# Exercise description
From the records below, copy every line that contains the word "image".

# Source data
--- Begin ---

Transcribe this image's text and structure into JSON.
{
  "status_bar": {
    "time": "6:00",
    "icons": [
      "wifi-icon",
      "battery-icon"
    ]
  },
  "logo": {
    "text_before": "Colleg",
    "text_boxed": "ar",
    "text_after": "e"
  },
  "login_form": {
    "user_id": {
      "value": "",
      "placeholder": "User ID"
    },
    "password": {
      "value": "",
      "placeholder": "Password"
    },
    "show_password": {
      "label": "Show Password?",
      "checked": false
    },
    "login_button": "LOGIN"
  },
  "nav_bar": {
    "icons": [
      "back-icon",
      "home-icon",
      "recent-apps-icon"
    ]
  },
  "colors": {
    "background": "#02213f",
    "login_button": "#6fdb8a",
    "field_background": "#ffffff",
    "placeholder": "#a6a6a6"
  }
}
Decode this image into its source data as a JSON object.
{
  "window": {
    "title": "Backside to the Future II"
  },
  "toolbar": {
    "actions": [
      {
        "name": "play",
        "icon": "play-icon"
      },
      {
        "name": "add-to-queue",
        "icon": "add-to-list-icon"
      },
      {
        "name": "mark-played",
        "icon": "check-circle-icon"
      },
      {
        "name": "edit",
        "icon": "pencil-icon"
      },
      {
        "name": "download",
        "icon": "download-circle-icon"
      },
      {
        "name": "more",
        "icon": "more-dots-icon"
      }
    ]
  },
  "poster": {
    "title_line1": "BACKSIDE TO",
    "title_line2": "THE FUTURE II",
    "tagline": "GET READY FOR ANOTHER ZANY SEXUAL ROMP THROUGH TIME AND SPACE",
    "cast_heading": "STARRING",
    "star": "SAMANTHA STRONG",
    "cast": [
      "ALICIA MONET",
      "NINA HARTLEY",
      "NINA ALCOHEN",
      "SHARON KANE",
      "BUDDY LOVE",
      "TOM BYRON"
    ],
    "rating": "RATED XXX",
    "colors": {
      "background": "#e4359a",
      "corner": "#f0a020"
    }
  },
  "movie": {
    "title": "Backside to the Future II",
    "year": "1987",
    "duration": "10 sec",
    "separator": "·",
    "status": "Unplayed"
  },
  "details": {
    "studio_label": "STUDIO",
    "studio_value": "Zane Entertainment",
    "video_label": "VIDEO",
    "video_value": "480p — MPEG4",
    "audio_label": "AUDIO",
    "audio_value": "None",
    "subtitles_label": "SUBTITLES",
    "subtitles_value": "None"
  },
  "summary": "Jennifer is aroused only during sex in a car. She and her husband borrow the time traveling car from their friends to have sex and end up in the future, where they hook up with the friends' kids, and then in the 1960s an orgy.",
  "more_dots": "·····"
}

--- End ---

# In response
Transcribe this image's text and structure into JSON.
Decode this image into its source data as a JSON object.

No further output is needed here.